_DATA RECORDS:_
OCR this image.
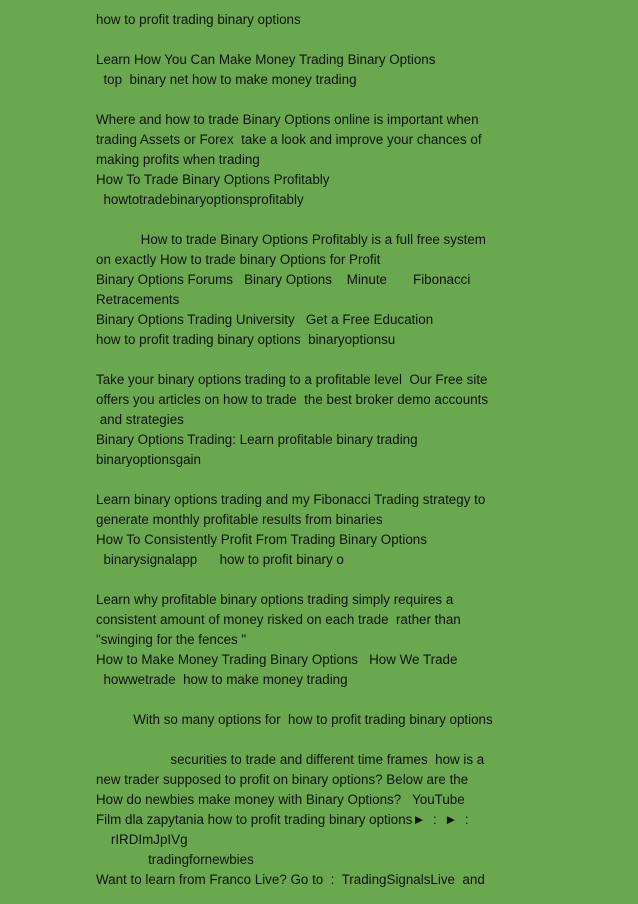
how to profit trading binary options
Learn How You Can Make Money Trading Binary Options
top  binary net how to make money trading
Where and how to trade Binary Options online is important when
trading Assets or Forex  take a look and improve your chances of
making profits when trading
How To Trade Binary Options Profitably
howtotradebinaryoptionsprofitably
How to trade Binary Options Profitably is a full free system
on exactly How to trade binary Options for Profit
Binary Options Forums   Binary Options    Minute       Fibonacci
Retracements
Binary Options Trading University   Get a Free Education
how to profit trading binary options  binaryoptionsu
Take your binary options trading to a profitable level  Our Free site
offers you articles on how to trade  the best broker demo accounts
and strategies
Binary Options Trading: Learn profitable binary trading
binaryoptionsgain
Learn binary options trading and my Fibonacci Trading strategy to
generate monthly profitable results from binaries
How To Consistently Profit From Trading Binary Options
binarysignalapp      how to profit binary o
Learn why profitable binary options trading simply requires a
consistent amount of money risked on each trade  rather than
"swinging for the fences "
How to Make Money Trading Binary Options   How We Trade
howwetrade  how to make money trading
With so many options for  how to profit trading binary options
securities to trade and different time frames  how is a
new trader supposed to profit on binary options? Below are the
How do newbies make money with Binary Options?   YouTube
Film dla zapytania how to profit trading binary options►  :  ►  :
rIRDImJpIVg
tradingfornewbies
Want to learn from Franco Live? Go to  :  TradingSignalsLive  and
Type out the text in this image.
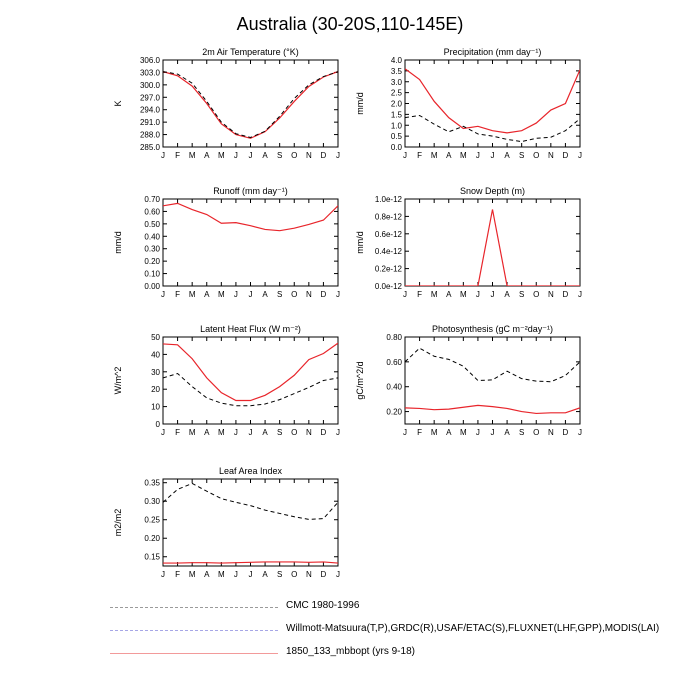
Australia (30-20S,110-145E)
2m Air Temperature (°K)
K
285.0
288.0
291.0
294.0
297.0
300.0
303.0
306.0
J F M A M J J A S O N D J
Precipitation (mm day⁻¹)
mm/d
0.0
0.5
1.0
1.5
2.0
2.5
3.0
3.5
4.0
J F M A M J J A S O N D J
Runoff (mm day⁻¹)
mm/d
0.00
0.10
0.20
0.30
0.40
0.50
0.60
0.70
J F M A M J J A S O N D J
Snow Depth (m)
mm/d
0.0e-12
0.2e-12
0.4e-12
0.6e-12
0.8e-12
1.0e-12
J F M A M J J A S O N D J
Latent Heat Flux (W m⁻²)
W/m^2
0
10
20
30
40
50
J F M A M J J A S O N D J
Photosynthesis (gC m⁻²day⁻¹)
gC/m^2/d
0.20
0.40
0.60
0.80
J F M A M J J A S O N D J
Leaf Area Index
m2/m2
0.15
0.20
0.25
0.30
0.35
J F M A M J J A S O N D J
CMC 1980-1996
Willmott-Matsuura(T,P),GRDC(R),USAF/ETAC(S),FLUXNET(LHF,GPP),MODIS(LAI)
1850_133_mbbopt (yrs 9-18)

_GIVEN REQUEST:_
Reproduce precisely the lines of the entries above, from the one containing "Type out the text in this image." through the final one, both ends included, and omit the pictures.

_PROBLEM SOLUTION:_
Type out the text in this image.
Australia (30-20S,110-145E)
2m Air Temperature (°K)
K
285.0
288.0
291.0
294.0
297.0
300.0
303.0
306.0
J F M A M J J A S O N D J
Precipitation (mm day⁻¹)
mm/d
0.0
0.5
1.0
1.5
2.0
2.5
3.0
3.5
4.0
J F M A M J J A S O N D J
Runoff (mm day⁻¹)
mm/d
0.00
0.10
0.20
0.30
0.40
0.50
0.60
0.70
J F M A M J J A S O N D J
Snow Depth (m)
mm/d
0.0e-12
0.2e-12
0.4e-12
0.6e-12
0.8e-12
1.0e-12
J F M A M J J A S O N D J
Latent Heat Flux (W m⁻²)
W/m^2
0
10
20
30
40
50
J F M A M J J A S O N D J
Photosynthesis (gC m⁻²day⁻¹)
gC/m^2/d
0.20
0.40
0.60
0.80
J F M A M J J A S O N D J
Leaf Area Index
m2/m2
0.15
0.20
0.25
0.30
0.35
J F M A M J J A S O N D J
CMC 1980-1996
Willmott-Matsuura(T,P),GRDC(R),USAF/ETAC(S),FLUXNET(LHF,GPP),MODIS(LAI)
1850_133_mbbopt (yrs 9-18)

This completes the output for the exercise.